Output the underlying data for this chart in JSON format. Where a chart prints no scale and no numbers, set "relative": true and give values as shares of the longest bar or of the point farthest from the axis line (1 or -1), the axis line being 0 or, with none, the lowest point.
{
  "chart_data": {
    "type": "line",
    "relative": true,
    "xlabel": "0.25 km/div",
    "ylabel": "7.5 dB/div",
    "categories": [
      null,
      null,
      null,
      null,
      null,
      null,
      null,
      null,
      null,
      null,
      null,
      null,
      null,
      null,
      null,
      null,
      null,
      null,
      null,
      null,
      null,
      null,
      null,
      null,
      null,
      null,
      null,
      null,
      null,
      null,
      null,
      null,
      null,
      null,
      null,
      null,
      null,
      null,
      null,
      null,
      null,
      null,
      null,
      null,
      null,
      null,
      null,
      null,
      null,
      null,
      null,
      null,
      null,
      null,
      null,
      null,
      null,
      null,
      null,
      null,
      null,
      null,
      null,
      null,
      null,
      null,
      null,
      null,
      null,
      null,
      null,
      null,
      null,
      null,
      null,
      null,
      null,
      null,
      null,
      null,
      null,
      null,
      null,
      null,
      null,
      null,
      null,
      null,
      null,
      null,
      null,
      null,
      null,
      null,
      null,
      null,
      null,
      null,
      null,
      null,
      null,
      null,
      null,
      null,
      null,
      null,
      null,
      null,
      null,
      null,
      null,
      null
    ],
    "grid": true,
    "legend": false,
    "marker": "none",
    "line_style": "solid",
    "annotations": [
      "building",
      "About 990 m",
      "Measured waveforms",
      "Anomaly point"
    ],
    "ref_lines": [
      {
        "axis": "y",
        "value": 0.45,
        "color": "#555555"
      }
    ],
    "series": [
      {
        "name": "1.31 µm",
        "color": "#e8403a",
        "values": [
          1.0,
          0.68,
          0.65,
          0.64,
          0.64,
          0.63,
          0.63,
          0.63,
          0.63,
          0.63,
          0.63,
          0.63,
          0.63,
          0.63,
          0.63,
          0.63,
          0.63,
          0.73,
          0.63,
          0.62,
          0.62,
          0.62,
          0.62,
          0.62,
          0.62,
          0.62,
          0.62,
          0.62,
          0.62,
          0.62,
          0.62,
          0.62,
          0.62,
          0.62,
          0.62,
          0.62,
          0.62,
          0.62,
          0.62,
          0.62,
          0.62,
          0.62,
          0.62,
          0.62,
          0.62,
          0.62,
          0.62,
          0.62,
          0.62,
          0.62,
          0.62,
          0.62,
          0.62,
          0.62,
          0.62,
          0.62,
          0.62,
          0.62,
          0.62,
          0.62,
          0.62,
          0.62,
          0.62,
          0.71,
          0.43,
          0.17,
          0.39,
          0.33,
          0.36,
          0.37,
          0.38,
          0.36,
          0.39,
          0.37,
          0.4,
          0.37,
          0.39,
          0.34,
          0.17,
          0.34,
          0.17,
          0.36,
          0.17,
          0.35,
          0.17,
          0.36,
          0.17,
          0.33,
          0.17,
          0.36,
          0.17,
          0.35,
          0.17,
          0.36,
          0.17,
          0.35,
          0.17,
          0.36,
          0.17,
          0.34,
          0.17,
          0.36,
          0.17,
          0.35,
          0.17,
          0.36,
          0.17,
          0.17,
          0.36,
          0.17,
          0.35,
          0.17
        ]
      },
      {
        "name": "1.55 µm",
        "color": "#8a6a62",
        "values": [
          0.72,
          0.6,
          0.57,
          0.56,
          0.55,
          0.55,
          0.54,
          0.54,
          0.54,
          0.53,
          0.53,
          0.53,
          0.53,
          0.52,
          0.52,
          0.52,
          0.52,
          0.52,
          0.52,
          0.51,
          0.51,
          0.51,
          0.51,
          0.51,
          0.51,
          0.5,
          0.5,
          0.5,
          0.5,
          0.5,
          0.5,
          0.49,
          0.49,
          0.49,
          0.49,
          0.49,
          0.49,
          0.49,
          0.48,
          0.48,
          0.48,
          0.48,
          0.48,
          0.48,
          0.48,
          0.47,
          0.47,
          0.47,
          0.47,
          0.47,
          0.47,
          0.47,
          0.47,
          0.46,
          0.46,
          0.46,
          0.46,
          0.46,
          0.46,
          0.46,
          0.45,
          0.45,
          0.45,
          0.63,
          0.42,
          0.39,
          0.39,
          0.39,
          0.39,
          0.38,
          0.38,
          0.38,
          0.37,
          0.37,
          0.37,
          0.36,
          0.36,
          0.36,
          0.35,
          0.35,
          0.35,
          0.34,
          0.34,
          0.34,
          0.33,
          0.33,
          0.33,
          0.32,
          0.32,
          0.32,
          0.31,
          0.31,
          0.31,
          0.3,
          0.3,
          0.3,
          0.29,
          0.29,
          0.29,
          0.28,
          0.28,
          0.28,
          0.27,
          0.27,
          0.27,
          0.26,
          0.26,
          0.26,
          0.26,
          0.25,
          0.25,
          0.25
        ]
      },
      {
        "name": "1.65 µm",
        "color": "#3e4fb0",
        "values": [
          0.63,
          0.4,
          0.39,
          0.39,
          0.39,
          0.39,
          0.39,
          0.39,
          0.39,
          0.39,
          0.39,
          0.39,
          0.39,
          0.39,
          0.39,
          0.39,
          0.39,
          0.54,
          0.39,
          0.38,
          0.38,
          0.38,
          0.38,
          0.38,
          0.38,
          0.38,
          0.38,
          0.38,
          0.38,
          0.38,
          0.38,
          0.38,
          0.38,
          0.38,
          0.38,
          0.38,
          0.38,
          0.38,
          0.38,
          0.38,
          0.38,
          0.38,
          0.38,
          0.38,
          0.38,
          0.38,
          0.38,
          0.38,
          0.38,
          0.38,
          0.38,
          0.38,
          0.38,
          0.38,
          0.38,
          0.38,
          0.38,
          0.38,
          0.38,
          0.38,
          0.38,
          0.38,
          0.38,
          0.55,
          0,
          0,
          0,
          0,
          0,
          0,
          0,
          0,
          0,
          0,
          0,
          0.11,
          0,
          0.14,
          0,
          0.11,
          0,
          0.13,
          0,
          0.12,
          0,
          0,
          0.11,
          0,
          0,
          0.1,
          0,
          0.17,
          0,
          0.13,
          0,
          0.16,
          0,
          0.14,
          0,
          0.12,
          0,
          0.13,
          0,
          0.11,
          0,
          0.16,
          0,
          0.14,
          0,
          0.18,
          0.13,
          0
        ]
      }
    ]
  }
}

SET EXERCISE -> Reproduce the listing above word for word.

WORKED SOLUTION ->
Output the underlying data for this chart in JSON format. Where a chart prints no scale and no numbers, set "relative": true and give values as shares of the longest bar or of the point farthest from the axis line (1 or -1), the axis line being 0 or, with none, the lowest point.
{
  "chart_data": {
    "type": "line",
    "relative": true,
    "xlabel": "0.25 km/div",
    "ylabel": "7.5 dB/div",
    "categories": [
      null,
      null,
      null,
      null,
      null,
      null,
      null,
      null,
      null,
      null,
      null,
      null,
      null,
      null,
      null,
      null,
      null,
      null,
      null,
      null,
      null,
      null,
      null,
      null,
      null,
      null,
      null,
      null,
      null,
      null,
      null,
      null,
      null,
      null,
      null,
      null,
      null,
      null,
      null,
      null,
      null,
      null,
      null,
      null,
      null,
      null,
      null,
      null,
      null,
      null,
      null,
      null,
      null,
      null,
      null,
      null,
      null,
      null,
      null,
      null,
      null,
      null,
      null,
      null,
      null,
      null,
      null,
      null,
      null,
      null,
      null,
      null,
      null,
      null,
      null,
      null,
      null,
      null,
      null,
      null,
      null,
      null,
      null,
      null,
      null,
      null,
      null,
      null,
      null,
      null,
      null,
      null,
      null,
      null,
      null,
      null,
      null,
      null,
      null,
      null,
      null,
      null,
      null,
      null,
      null,
      null,
      null,
      null,
      null,
      null,
      null,
      null
    ],
    "grid": true,
    "legend": false,
    "marker": "none",
    "line_style": "solid",
    "annotations": [
      "building",
      "About 990 m",
      "Measured waveforms",
      "Anomaly point"
    ],
    "ref_lines": [
      {
        "axis": "y",
        "value": 0.45,
        "color": "#555555"
      }
    ],
    "series": [
      {
        "name": "1.31 µm",
        "color": "#e8403a",
        "values": [
          1.0,
          0.68,
          0.65,
          0.64,
          0.64,
          0.63,
          0.63,
          0.63,
          0.63,
          0.63,
          0.63,
          0.63,
          0.63,
          0.63,
          0.63,
          0.63,
          0.63,
          0.73,
          0.63,
          0.62,
          0.62,
          0.62,
          0.62,
          0.62,
          0.62,
          0.62,
          0.62,
          0.62,
          0.62,
          0.62,
          0.62,
          0.62,
          0.62,
          0.62,
          0.62,
          0.62,
          0.62,
          0.62,
          0.62,
          0.62,
          0.62,
          0.62,
          0.62,
          0.62,
          0.62,
          0.62,
          0.62,
          0.62,
          0.62,
          0.62,
          0.62,
          0.62,
          0.62,
          0.62,
          0.62,
          0.62,
          0.62,
          0.62,
          0.62,
          0.62,
          0.62,
          0.62,
          0.62,
          0.71,
          0.43,
          0.17,
          0.39,
          0.33,
          0.36,
          0.37,
          0.38,
          0.36,
          0.39,
          0.37,
          0.4,
          0.37,
          0.39,
          0.34,
          0.17,
          0.34,
          0.17,
          0.36,
          0.17,
          0.35,
          0.17,
          0.36,
          0.17,
          0.33,
          0.17,
          0.36,
          0.17,
          0.35,
          0.17,
          0.36,
          0.17,
          0.35,
          0.17,
          0.36,
          0.17,
          0.34,
          0.17,
          0.36,
          0.17,
          0.35,
          0.17,
          0.36,
          0.17,
          0.17,
          0.36,
          0.17,
          0.35,
          0.17
        ]
      },
      {
        "name": "1.55 µm",
        "color": "#8a6a62",
        "values": [
          0.72,
          0.6,
          0.57,
          0.56,
          0.55,
          0.55,
          0.54,
          0.54,
          0.54,
          0.53,
          0.53,
          0.53,
          0.53,
          0.52,
          0.52,
          0.52,
          0.52,
          0.52,
          0.52,
          0.51,
          0.51,
          0.51,
          0.51,
          0.51,
          0.51,
          0.5,
          0.5,
          0.5,
          0.5,
          0.5,
          0.5,
          0.49,
          0.49,
          0.49,
          0.49,
          0.49,
          0.49,
          0.49,
          0.48,
          0.48,
          0.48,
          0.48,
          0.48,
          0.48,
          0.48,
          0.47,
          0.47,
          0.47,
          0.47,
          0.47,
          0.47,
          0.47,
          0.47,
          0.46,
          0.46,
          0.46,
          0.46,
          0.46,
          0.46,
          0.46,
          0.45,
          0.45,
          0.45,
          0.63,
          0.42,
          0.39,
          0.39,
          0.39,
          0.39,
          0.38,
          0.38,
          0.38,
          0.37,
          0.37,
          0.37,
          0.36,
          0.36,
          0.36,
          0.35,
          0.35,
          0.35,
          0.34,
          0.34,
          0.34,
          0.33,
          0.33,
          0.33,
          0.32,
          0.32,
          0.32,
          0.31,
          0.31,
          0.31,
          0.3,
          0.3,
          0.3,
          0.29,
          0.29,
          0.29,
          0.28,
          0.28,
          0.28,
          0.27,
          0.27,
          0.27,
          0.26,
          0.26,
          0.26,
          0.26,
          0.25,
          0.25,
          0.25
        ]
      },
      {
        "name": "1.65 µm",
        "color": "#3e4fb0",
        "values": [
          0.63,
          0.4,
          0.39,
          0.39,
          0.39,
          0.39,
          0.39,
          0.39,
          0.39,
          0.39,
          0.39,
          0.39,
          0.39,
          0.39,
          0.39,
          0.39,
          0.39,
          0.54,
          0.39,
          0.38,
          0.38,
          0.38,
          0.38,
          0.38,
          0.38,
          0.38,
          0.38,
          0.38,
          0.38,
          0.38,
          0.38,
          0.38,
          0.38,
          0.38,
          0.38,
          0.38,
          0.38,
          0.38,
          0.38,
          0.38,
          0.38,
          0.38,
          0.38,
          0.38,
          0.38,
          0.38,
          0.38,
          0.38,
          0.38,
          0.38,
          0.38,
          0.38,
          0.38,
          0.38,
          0.38,
          0.38,
          0.38,
          0.38,
          0.38,
          0.38,
          0.38,
          0.38,
          0.38,
          0.55,
          0,
          0,
          0,
          0,
          0,
          0,
          0,
          0,
          0,
          0,
          0,
          0.11,
          0,
          0.14,
          0,
          0.11,
          0,
          0.13,
          0,
          0.12,
          0,
          0,
          0.11,
          0,
          0,
          0.1,
          0,
          0.17,
          0,
          0.13,
          0,
          0.16,
          0,
          0.14,
          0,
          0.12,
          0,
          0.13,
          0,
          0.11,
          0,
          0.16,
          0,
          0.14,
          0,
          0.18,
          0.13,
          0
        ]
      }
    ]
  }
}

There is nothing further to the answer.